**Records for processing:**
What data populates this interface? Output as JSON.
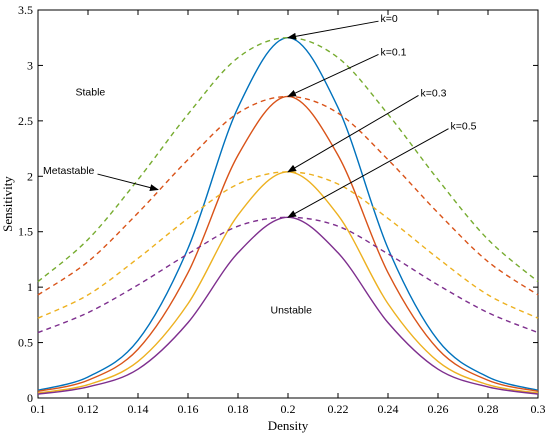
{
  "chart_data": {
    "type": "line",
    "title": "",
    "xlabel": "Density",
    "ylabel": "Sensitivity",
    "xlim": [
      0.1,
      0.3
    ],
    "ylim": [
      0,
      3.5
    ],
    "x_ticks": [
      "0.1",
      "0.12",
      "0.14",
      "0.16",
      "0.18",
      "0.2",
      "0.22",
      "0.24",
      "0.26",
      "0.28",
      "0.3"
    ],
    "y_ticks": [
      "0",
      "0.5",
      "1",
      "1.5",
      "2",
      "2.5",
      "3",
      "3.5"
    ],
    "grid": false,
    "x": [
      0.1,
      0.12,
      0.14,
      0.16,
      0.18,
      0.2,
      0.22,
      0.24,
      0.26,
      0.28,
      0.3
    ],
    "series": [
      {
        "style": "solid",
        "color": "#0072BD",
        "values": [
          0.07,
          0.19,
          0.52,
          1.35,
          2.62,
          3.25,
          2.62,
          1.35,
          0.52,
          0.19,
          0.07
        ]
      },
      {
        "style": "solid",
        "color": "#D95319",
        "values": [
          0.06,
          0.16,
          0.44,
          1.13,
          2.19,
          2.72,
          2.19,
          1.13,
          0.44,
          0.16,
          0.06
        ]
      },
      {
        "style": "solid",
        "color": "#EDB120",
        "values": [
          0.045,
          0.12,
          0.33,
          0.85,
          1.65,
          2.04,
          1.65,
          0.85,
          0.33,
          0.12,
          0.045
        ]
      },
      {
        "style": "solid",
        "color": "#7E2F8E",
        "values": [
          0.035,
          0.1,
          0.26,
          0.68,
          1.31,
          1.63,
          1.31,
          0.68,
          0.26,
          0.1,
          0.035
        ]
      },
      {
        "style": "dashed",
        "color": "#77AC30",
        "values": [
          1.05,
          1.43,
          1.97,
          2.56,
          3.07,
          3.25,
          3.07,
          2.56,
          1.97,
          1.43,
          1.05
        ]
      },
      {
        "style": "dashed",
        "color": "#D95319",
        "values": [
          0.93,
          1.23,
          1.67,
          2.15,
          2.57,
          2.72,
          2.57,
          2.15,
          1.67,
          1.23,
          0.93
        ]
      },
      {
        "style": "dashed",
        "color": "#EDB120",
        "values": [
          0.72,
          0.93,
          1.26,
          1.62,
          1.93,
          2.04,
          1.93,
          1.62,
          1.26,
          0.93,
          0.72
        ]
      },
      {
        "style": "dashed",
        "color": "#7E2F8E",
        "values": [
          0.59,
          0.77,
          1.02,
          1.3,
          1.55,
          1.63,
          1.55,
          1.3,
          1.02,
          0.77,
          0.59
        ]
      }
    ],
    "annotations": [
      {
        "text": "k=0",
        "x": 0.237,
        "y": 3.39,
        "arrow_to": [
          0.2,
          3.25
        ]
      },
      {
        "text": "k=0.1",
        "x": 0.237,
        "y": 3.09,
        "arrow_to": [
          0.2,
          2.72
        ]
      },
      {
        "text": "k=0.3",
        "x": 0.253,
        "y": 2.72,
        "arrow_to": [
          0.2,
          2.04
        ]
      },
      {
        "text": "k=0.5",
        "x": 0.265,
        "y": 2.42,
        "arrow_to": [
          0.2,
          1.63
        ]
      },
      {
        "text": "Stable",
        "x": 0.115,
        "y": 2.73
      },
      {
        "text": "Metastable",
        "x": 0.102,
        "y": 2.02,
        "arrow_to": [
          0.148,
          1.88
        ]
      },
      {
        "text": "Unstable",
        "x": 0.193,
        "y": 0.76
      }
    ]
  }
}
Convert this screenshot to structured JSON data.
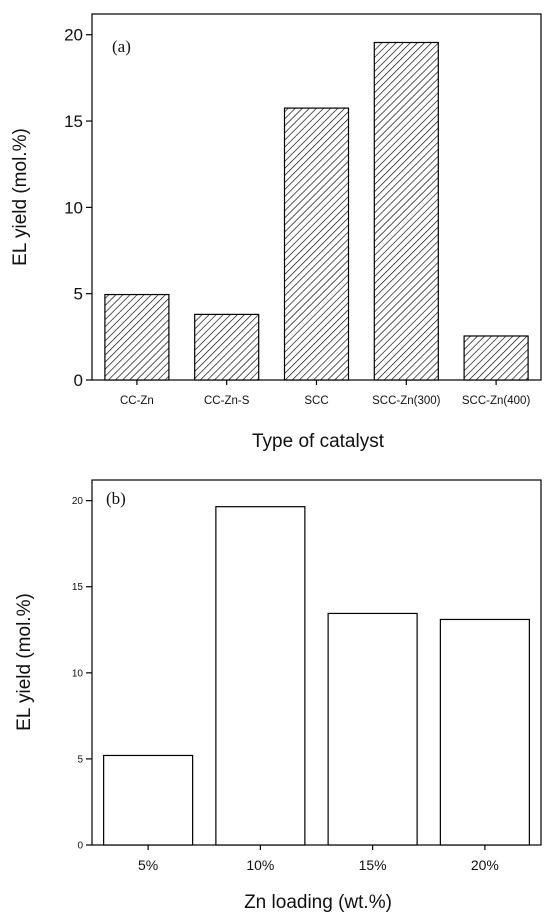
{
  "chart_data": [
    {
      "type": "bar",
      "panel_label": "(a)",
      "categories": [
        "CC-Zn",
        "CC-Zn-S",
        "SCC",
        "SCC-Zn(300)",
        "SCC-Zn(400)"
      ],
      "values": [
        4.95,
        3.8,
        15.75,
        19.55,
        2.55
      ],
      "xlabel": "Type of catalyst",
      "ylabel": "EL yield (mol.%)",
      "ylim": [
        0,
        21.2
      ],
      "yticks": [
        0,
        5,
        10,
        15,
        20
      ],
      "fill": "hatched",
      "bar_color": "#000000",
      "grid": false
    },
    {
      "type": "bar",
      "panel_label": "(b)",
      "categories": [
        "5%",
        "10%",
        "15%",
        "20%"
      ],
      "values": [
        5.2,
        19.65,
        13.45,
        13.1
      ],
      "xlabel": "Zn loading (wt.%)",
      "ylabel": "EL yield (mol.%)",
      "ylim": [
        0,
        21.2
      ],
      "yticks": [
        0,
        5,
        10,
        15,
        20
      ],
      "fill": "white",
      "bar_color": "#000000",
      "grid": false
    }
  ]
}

**Work to do:**
Do not include the images; transcribe the rest of the listing exactly.

**Answer to the task:**
What data populates this interface? Output as JSON.
{
  "chart_data": {
    "type": "line",
    "title": "",
    "xlabel": "Density",
    "ylabel": "Sensitivity",
    "xlim": [
      0.1,
      0.3
    ],
    "ylim": [
      0,
      3.5
    ],
    "x_ticks": [
      "0.1",
      "0.12",
      "0.14",
      "0.16",
      "0.18",
      "0.2",
      "0.22",
      "0.24",
      "0.26",
      "0.28",
      "0.3"
    ],
    "y_ticks": [
      "0",
      "0.5",
      "1",
      "1.5",
      "2",
      "2.5",
      "3",
      "3.5"
    ],
    "grid": false,
    "x": [
      0.1,
      0.12,
      0.14,
      0.16,
      0.18,
      0.2,
      0.22,
      0.24,
      0.26,
      0.28,
      0.3
    ],
    "series": [
      {
        "style": "solid",
        "color": "#0072BD",
        "values": [
          0.07,
          0.19,
          0.52,
          1.35,
          2.62,
          3.25,
          2.62,
          1.35,
          0.52,
          0.19,
          0.07
        ]
      },
      {
        "style": "solid",
        "color": "#D95319",
        "values": [
          0.06,
          0.16,
          0.44,
          1.13,
          2.19,
          2.72,
          2.19,
          1.13,
          0.44,
          0.16,
          0.06
        ]
      },
      {
        "style": "solid",
        "color": "#EDB120",
        "values": [
          0.045,
          0.12,
          0.33,
          0.85,
          1.65,
          2.04,
          1.65,
          0.85,
          0.33,
          0.12,
          0.045
        ]
      },
      {
        "style": "solid",
        "color": "#7E2F8E",
        "values": [
          0.035,
          0.1,
          0.26,
          0.68,
          1.31,
          1.63,
          1.31,
          0.68,
          0.26,
          0.1,
          0.035
        ]
      },
      {
        "style": "dashed",
        "color": "#77AC30",
        "values": [
          1.05,
          1.43,
          1.97,
          2.56,
          3.07,
          3.25,
          3.07,
          2.56,
          1.97,
          1.43,
          1.05
        ]
      },
      {
        "style": "dashed",
        "color": "#D95319",
        "values": [
          0.93,
          1.23,
          1.67,
          2.15,
          2.57,
          2.72,
          2.57,
          2.15,
          1.67,
          1.23,
          0.93
        ]
      },
      {
        "style": "dashed",
        "color": "#EDB120",
        "values": [
          0.72,
          0.93,
          1.26,
          1.62,
          1.93,
          2.04,
          1.93,
          1.62,
          1.26,
          0.93,
          0.72
        ]
      },
      {
        "style": "dashed",
        "color": "#7E2F8E",
        "values": [
          0.59,
          0.77,
          1.02,
          1.3,
          1.55,
          1.63,
          1.55,
          1.3,
          1.02,
          0.77,
          0.59
        ]
      }
    ],
    "annotations": [
      {
        "text": "k=0",
        "x": 0.237,
        "y": 3.39,
        "arrow_to": [
          0.2,
          3.25
        ]
      },
      {
        "text": "k=0.1",
        "x": 0.237,
        "y": 3.09,
        "arrow_to": [
          0.2,
          2.72
        ]
      },
      {
        "text": "k=0.3",
        "x": 0.253,
        "y": 2.72,
        "arrow_to": [
          0.2,
          2.04
        ]
      },
      {
        "text": "k=0.5",
        "x": 0.265,
        "y": 2.42,
        "arrow_to": [
          0.2,
          1.63
        ]
      },
      {
        "text": "Stable",
        "x": 0.115,
        "y": 2.73
      },
      {
        "text": "Metastable",
        "x": 0.102,
        "y": 2.02,
        "arrow_to": [
          0.148,
          1.88
        ]
      },
      {
        "text": "Unstable",
        "x": 0.193,
        "y": 0.76
      }
    ]
  }
}
Convert this screenshot to structured JSON data.
{
  "chart_data": [
    {
      "type": "bar",
      "panel_label": "(a)",
      "categories": [
        "CC-Zn",
        "CC-Zn-S",
        "SCC",
        "SCC-Zn(300)",
        "SCC-Zn(400)"
      ],
      "values": [
        4.95,
        3.8,
        15.75,
        19.55,
        2.55
      ],
      "xlabel": "Type of catalyst",
      "ylabel": "EL yield (mol.%)",
      "ylim": [
        0,
        21.2
      ],
      "yticks": [
        0,
        5,
        10,
        15,
        20
      ],
      "fill": "hatched",
      "bar_color": "#000000",
      "grid": false
    },
    {
      "type": "bar",
      "panel_label": "(b)",
      "categories": [
        "5%",
        "10%",
        "15%",
        "20%"
      ],
      "values": [
        5.2,
        19.65,
        13.45,
        13.1
      ],
      "xlabel": "Zn loading (wt.%)",
      "ylabel": "EL yield (mol.%)",
      "ylim": [
        0,
        21.2
      ],
      "yticks": [
        0,
        5,
        10,
        15,
        20
      ],
      "fill": "white",
      "bar_color": "#000000",
      "grid": false
    }
  ]
}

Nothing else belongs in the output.